(Records from a data collection):

——————————

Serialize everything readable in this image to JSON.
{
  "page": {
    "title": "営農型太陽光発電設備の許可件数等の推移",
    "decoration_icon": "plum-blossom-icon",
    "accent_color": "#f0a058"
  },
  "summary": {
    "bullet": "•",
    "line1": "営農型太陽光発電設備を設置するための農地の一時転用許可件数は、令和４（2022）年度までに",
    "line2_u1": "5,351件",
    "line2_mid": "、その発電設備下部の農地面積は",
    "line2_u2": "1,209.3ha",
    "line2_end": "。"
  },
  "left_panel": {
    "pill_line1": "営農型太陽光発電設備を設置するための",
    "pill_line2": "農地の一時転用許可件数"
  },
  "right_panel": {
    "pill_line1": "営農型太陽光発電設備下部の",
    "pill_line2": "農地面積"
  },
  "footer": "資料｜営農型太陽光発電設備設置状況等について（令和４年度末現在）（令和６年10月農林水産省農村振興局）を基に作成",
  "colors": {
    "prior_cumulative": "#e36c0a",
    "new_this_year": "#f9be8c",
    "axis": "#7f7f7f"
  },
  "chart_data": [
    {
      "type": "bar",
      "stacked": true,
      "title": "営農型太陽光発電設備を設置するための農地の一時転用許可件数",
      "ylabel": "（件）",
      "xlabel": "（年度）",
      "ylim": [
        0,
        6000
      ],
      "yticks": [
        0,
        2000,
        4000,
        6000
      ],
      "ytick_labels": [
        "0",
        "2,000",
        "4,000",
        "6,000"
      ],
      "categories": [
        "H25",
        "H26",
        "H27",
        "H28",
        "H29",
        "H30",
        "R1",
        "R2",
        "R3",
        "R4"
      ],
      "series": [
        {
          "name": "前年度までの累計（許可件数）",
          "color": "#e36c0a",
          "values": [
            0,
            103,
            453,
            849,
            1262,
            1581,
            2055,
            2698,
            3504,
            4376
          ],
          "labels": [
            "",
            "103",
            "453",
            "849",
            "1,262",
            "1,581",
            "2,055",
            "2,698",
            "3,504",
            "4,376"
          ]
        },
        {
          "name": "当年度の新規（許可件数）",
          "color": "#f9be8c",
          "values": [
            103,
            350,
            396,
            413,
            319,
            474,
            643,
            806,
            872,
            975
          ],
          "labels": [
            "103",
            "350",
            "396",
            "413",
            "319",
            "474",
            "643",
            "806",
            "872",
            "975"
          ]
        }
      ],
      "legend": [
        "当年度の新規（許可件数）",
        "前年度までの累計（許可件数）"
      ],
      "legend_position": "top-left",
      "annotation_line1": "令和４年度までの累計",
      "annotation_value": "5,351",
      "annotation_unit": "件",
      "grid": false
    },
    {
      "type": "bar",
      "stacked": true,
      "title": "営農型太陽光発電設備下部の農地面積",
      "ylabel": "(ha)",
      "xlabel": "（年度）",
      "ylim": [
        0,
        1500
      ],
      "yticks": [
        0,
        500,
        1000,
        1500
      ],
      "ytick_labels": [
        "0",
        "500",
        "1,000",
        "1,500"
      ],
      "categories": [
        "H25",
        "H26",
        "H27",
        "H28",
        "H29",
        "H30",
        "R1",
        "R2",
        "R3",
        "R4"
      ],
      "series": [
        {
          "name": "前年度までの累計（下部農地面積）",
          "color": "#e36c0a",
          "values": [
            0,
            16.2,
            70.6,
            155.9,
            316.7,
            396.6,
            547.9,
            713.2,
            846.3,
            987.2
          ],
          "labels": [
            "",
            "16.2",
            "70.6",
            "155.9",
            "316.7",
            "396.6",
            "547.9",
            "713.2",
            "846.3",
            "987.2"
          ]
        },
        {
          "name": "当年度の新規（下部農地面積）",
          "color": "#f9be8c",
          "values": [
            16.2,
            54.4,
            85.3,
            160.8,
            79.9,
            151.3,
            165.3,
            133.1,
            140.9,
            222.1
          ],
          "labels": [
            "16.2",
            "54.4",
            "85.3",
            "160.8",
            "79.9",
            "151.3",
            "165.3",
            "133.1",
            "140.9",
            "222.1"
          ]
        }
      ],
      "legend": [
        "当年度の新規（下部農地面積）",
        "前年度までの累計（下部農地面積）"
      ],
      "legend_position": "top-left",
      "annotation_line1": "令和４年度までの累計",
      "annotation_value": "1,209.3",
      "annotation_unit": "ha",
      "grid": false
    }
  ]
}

——————————

(Instructions to follow): Retype the data in full and match it exactly.

(Result of the task):
Serialize everything readable in this image to JSON.
{
  "page": {
    "title": "営農型太陽光発電設備の許可件数等の推移",
    "decoration_icon": "plum-blossom-icon",
    "accent_color": "#f0a058"
  },
  "summary": {
    "bullet": "•",
    "line1": "営農型太陽光発電設備を設置するための農地の一時転用許可件数は、令和４（2022）年度までに",
    "line2_u1": "5,351件",
    "line2_mid": "、その発電設備下部の農地面積は",
    "line2_u2": "1,209.3ha",
    "line2_end": "。"
  },
  "left_panel": {
    "pill_line1": "営農型太陽光発電設備を設置するための",
    "pill_line2": "農地の一時転用許可件数"
  },
  "right_panel": {
    "pill_line1": "営農型太陽光発電設備下部の",
    "pill_line2": "農地面積"
  },
  "footer": "資料｜営農型太陽光発電設備設置状況等について（令和４年度末現在）（令和６年10月農林水産省農村振興局）を基に作成",
  "colors": {
    "prior_cumulative": "#e36c0a",
    "new_this_year": "#f9be8c",
    "axis": "#7f7f7f"
  },
  "chart_data": [
    {
      "type": "bar",
      "stacked": true,
      "title": "営農型太陽光発電設備を設置するための農地の一時転用許可件数",
      "ylabel": "（件）",
      "xlabel": "（年度）",
      "ylim": [
        0,
        6000
      ],
      "yticks": [
        0,
        2000,
        4000,
        6000
      ],
      "ytick_labels": [
        "0",
        "2,000",
        "4,000",
        "6,000"
      ],
      "categories": [
        "H25",
        "H26",
        "H27",
        "H28",
        "H29",
        "H30",
        "R1",
        "R2",
        "R3",
        "R4"
      ],
      "series": [
        {
          "name": "前年度までの累計（許可件数）",
          "color": "#e36c0a",
          "values": [
            0,
            103,
            453,
            849,
            1262,
            1581,
            2055,
            2698,
            3504,
            4376
          ],
          "labels": [
            "",
            "103",
            "453",
            "849",
            "1,262",
            "1,581",
            "2,055",
            "2,698",
            "3,504",
            "4,376"
          ]
        },
        {
          "name": "当年度の新規（許可件数）",
          "color": "#f9be8c",
          "values": [
            103,
            350,
            396,
            413,
            319,
            474,
            643,
            806,
            872,
            975
          ],
          "labels": [
            "103",
            "350",
            "396",
            "413",
            "319",
            "474",
            "643",
            "806",
            "872",
            "975"
          ]
        }
      ],
      "legend": [
        "当年度の新規（許可件数）",
        "前年度までの累計（許可件数）"
      ],
      "legend_position": "top-left",
      "annotation_line1": "令和４年度までの累計",
      "annotation_value": "5,351",
      "annotation_unit": "件",
      "grid": false
    },
    {
      "type": "bar",
      "stacked": true,
      "title": "営農型太陽光発電設備下部の農地面積",
      "ylabel": "(ha)",
      "xlabel": "（年度）",
      "ylim": [
        0,
        1500
      ],
      "yticks": [
        0,
        500,
        1000,
        1500
      ],
      "ytick_labels": [
        "0",
        "500",
        "1,000",
        "1,500"
      ],
      "categories": [
        "H25",
        "H26",
        "H27",
        "H28",
        "H29",
        "H30",
        "R1",
        "R2",
        "R3",
        "R4"
      ],
      "series": [
        {
          "name": "前年度までの累計（下部農地面積）",
          "color": "#e36c0a",
          "values": [
            0,
            16.2,
            70.6,
            155.9,
            316.7,
            396.6,
            547.9,
            713.2,
            846.3,
            987.2
          ],
          "labels": [
            "",
            "16.2",
            "70.6",
            "155.9",
            "316.7",
            "396.6",
            "547.9",
            "713.2",
            "846.3",
            "987.2"
          ]
        },
        {
          "name": "当年度の新規（下部農地面積）",
          "color": "#f9be8c",
          "values": [
            16.2,
            54.4,
            85.3,
            160.8,
            79.9,
            151.3,
            165.3,
            133.1,
            140.9,
            222.1
          ],
          "labels": [
            "16.2",
            "54.4",
            "85.3",
            "160.8",
            "79.9",
            "151.3",
            "165.3",
            "133.1",
            "140.9",
            "222.1"
          ]
        }
      ],
      "legend": [
        "当年度の新規（下部農地面積）",
        "前年度までの累計（下部農地面積）"
      ],
      "legend_position": "top-left",
      "annotation_line1": "令和４年度までの累計",
      "annotation_value": "1,209.3",
      "annotation_unit": "ha",
      "grid": false
    }
  ]
}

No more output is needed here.